═════ DATA TO PROCESS

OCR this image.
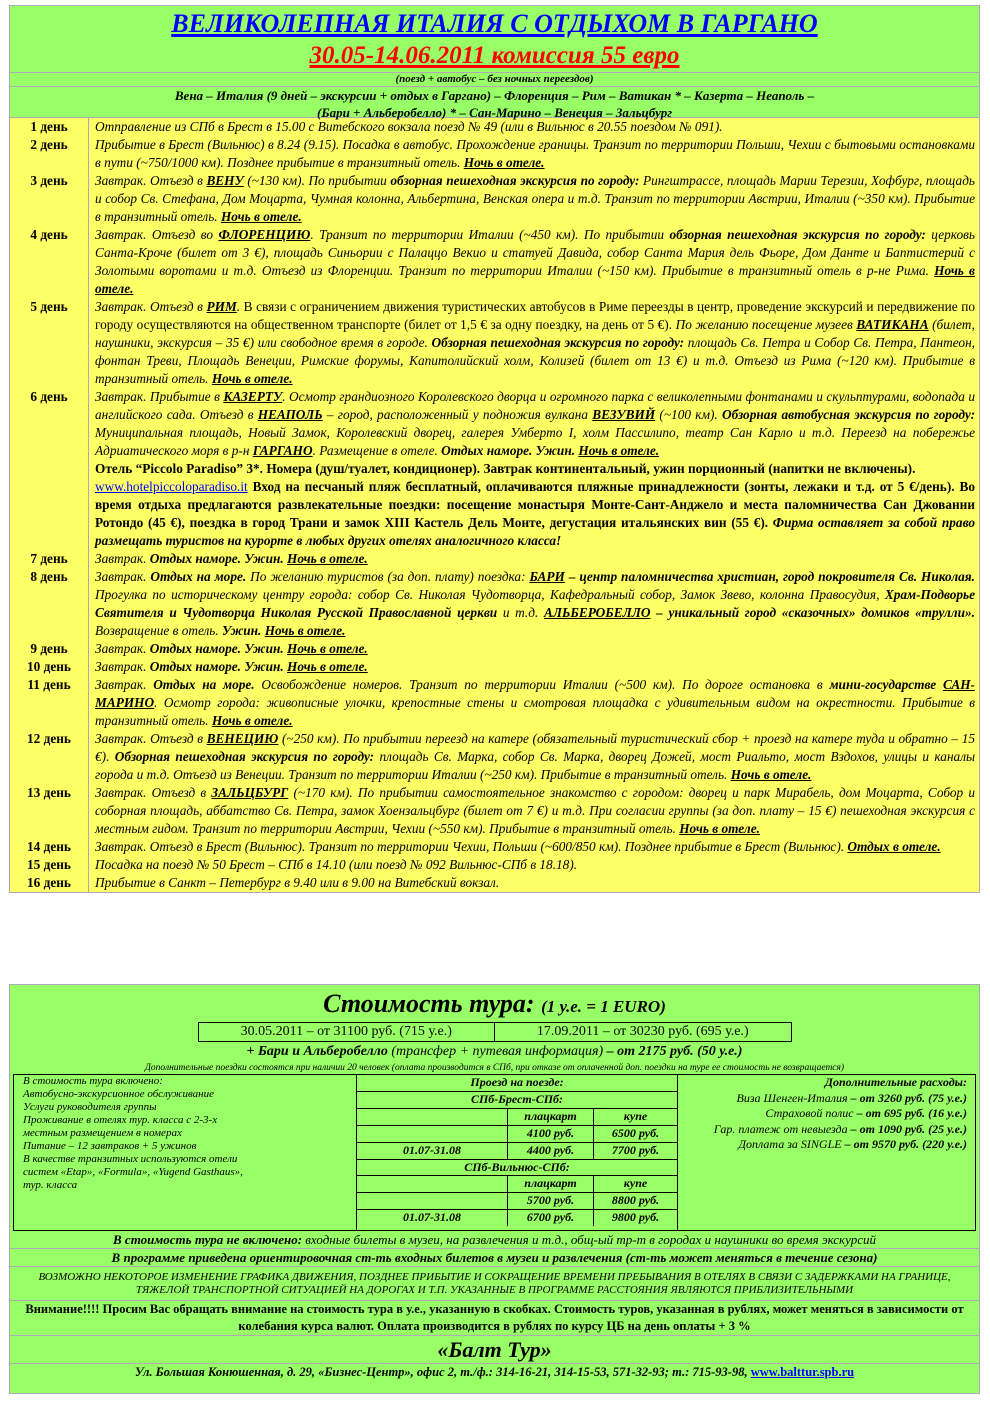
ВЕЛИКОЛЕПНАЯ ИТАЛИЯ С ОТДЫХОМ В ГАРГАНО
30.05-14.06.2011 комиссия 55 евро
(поезд + автобус – без ночных переездов)
Вена – Италия (9 дней – экскурсии + отдых в Гаргано) – Флоренция – Рим – Ватикан * – Казерта – Неаполь –
(Бари + Альберобелло) * – Сан-Марино – Венеция – Зальцбург
1 день	Отправление из СПб в Брест в 15.00 с Витебского вокзала поезд № 49 (или в Вильнюс в 20.55 поездом № 091).
2 день	Прибытие в Брест (Вильнюс) в 8.24 (9.15). Посадка в автобус. Прохождение границы. Транзит по территории Польши, Чехии с бытовыми остановками в пути (~750/1000 км). Позднее прибытие в транзитный отель. Ночь в отеле.
3 день	Завтрак. Отъезд в ВЕНУ (~130 км). По прибытии обзорная пешеходная экскурсия по городу: Рингштрассе, площадь Марии Терезии, Хофбург, площадь и собор Св. Стефана, Дом Моцарта, Чумная колонна, Альбертина, Венская опера и т.д. Транзит по территории Австрии, Италии (~350 км). Прибытие в транзитный отель. Ночь в отеле.
4 день	Завтрак. Отъезд во ФЛОРЕНЦИЮ. Транзит по территории Италии (~450 км). По прибытии обзорная пешеходная экскурсия по городу: церковь Санта-Кроче (билет от 3 €), площадь Синьории с Палаццо Векио и статуей Давида, собор Санта Мария дель Фьоре, Дом Данте и Баптистерий с Золотыми воротами и т.д. Отъезд из Флоренции. Транзит по территории Италии (~150 км). Прибытие в транзитный отель в р-не Рима. Ночь в отеле.
5 день	Завтрак. Отъезд в РИМ. В связи с ограничением движения туристических автобусов в Риме переезды в центр, проведение экскурсий и передвижение по городу осуществляются на общественном транспорте (билет от 1,5 € за одну поездку, на день от 5 €). По желанию посещение музеев ВАТИКАНА (билет, наушники, экскурсия – 35 €) или свободное время в городе. Обзорная пешеходная экскурсия по городу: площадь Св. Петра и Собор Св. Петра, Пантеон, фонтан Треви, Площадь Венеции, Римские форумы, Капитолийский холм, Колизей (билет от 13 €) и т.д. Отъезд из Рима (~120 км). Прибытие в транзитный отель. Ночь в отеле.
6 день	Завтрак. Прибытие в КАЗЕРТУ. Осмотр грандиозного Королевского дворца и огромного парка с великолепными фонтанами и скульптурами, водопада и английского сада. Отъезд в НЕАПОЛЬ – город, расположенный у подножия вулкана ВЕЗУВИЙ (~100 км). Обзорная автобусная экскурсия по городу: Муниципальная площадь, Новый Замок, Королевский дворец, галерея Умберто I, холм Пассилипо, театр Сан Карло и т.д. Переезд на побережье Адриатического моря в р-н ГАРГАНО. Размещение в отеле. Отдых наморе. Ужин. Ночь в отеле.
Отель “Piccolo Paradiso” 3*. Номера (душ/туалет, кондиционер). Завтрак континентальный, ужин порционный (напитки не включены).
www.hotelpiccoloparadiso.it Вход на песчаный пляж бесплатный, оплачиваются пляжные принадлежности (зонты, лежаки и т.д. от 5 €/день). Во время отдыха предлагаются развлекательные поездки: посещение монастыря Монте-Сант-Анджело и места паломничества Сан Джованни Ротондо (45 €), поездка в город Трани и замок XIII Кастель Дель Монте, дегустация итальянских вин (55 €). Фирма оставляет за собой право размещать туристов на курорте в любых других отелях аналогичного класса!
7 день	Завтрак. Отдых наморе. Ужин. Ночь в отеле.
8 день	Завтрак. Отдых на море. По желанию туристов (за доп. плату) поездка: БАРИ – центр паломничества христиан, город покровителя Св. Николая. Прогулка по историческому центру города: собор Св. Николая Чудотворца, Кафедральный собор, Замок Звево, колонна Правосудия, Храм-Подворье Святителя и Чудотворца Николая Русской Православной церкви и т.д. АЛЬБЕРОБЕЛЛО – уникальный город «сказочных» домиков «трулли». Возвращение в отель. Ужин. Ночь в отеле.
9 день	Завтрак. Отдых наморе. Ужин. Ночь в отеле.
10 день	Завтрак. Отдых наморе. Ужин. Ночь в отеле.
11 день	Завтрак. Отдых на море. Освобождение номеров. Транзит по территории Италии (~500 км). По дороге остановка в мини-государстве САН-МАРИНО. Осмотр города: живописные улочки, крепостные стены и смотровая площадка с удивительным видом на окрестности. Прибытие в транзитный отель. Ночь в отеле.
12 день	Завтрак. Отъезд в ВЕНЕЦИЮ (~250 км). По прибытии переезд на катере (обязательный туристический сбор + проезд на катере туда и обратно – 15 €). Обзорная пешеходная экскурсия по городу: площадь Св. Марка, собор Св. Марка, дворец Дожей, мост Риальто, мост Вздохов, улицы и каналы города и т.д. Отъезд из Венеции. Транзит по территории Италии (~250 км). Прибытие в транзитный отель. Ночь в отеле.
13 день	Завтрак. Отъезд в ЗАЛЬЦБУРГ (~170 км). По прибытии самостоятельное знакомство с городом: дворец и парк Мирабель, дом Моцарта, Собор и соборная площадь, аббатство Св. Петра, замок Хоензальцбург (билет от 7 €) и т.д. При согласии группы (за доп. плату – 15 €) пешеходная экскурсия с местным гидом. Транзит по территории Австрии, Чехии (~550 км). Прибытие в транзитный отель. Ночь в отеле.
14 день	Завтрак. Отъезд в Брест (Вильнюс). Транзит по территории Чехии, Польши (~600/850 км). Позднее прибытие в Брест (Вильнюс). Отдых в отеле.
15 день	Посадка на поезд № 50 Брест – СПб в 14.10 (или поезд № 092 Вильнюс-СПб в 18.18).
16 день	Прибытие в Санкт – Петербург в 9.40 или в 9.00 на Витебский вокзал.
Стоимость тура: (1 у.е. = 1 EURO)
30.05.2011 – от 31100 руб. (715 у.е.)	17.09.2011 – от 30230 руб. (695 у.е.)
+ Бари и Альберобелло (трансфер + путевая информация) – от 2175 руб. (50 у.е.)
Дополнительные поездки состоятся при наличии 20 человек (оплата производится в СПб, при отказе от оплаченной доп. поездки на туре ее стоимость не возвращается)
В стоимость тура включено:
Автобусно-экскурсионное обслуживание
Услуги руководителя группы
Проживание в отелях тур. класса с 2-3-х
местным размещением в номерах
Питание – 12 завтраков + 5 ужинов
В качестве транзитных используются отели
систем «Etap», «Formula», «Yugend Gasthaus»,
тур. класса
Проезд на поезде:		
СПб-Брест-СПб:		
	плацкарт	купе
	4100 руб.	6500 руб.
01.07-31.08	4400 руб.	7700 руб.
СПб-Вильнюс-СПб:		
	плацкарт	купе
	5700 руб.	8800 руб.
01.07-31.08	6700 руб.	9800 руб.
Дополнительные расходы:
Виза Шенген-Италия – от 3260 руб. (75 у.е.)
Страховой полис – от 695 руб. (16 у.е.)
Гар. платеж от невыезда – от 1090 руб. (25 у.е.)
Доплата за SINGLE – от 9570 руб. (220 у.е.)
В стоимость тура не включено: входные билеты в музеи, на развлечения и т.д., общ-ый тр-т в городах и наушники во время экскурсий
В программе приведена ориентировочная ст-ть входных билетов в музеи и развлечения (ст-ть может меняться в течение сезона)
ВОЗМОЖНО НЕКОТОРОЕ ИЗМЕНЕНИЕ ГРАФИКА ДВИЖЕНИЯ, ПОЗДНЕЕ ПРИБЫТИЕ И СОКРАЩЕНИЕ ВРЕМЕНИ ПРЕБЫВАНИЯ В ОТЕЛЯХ В СВЯЗИ С ЗАДЕРЖКАМИ НА ГРАНИЦЕ, ТЯЖЕЛОЙ ТРАНСПОРТНОЙ СИТУАЦИЕЙ НА ДОРОГАХ И Т.П. УКАЗАННЫЕ В ПРОГРАММЕ РАССТОЯНИЯ ЯВЛЯЮТСЯ ПРИБЛИЗИТЕЛЬНЫМИ
Внимание!!!! Просим Вас обращать внимание на стоимость тура в у.е., указанную в скобках. Стоимость туров, указанная в рублях, может меняться в зависимости от колебания курса валют. Оплата производится в рублях по курсу ЦБ на день оплаты + 3 %
«Балт Тур»
Ул. Большая Конюшенная, д. 29, «Бизнес-Центр», офис 2, т./ф.: 314-16-21, 314-15-53, 571-32-93; т.: 715-93-98, www.balttur.spb.ru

══════════

Scan the lines for the string "производится". Pick out every line that has it.

Дополнительные поездки состоятся при наличии 20 человек (оплата производится в СПб, при отказе от оплаченной доп. поездки на туре ее стоимость не возвращается)
Внимание!!!! Просим Вас обращать внимание на стоимость тура в у.е., указанную в скобках. Стоимость туров, указанная в рублях, может меняться в зависимости от колебания курса валют. Оплата производится в рублях по курсу ЦБ на день оплаты + 3 %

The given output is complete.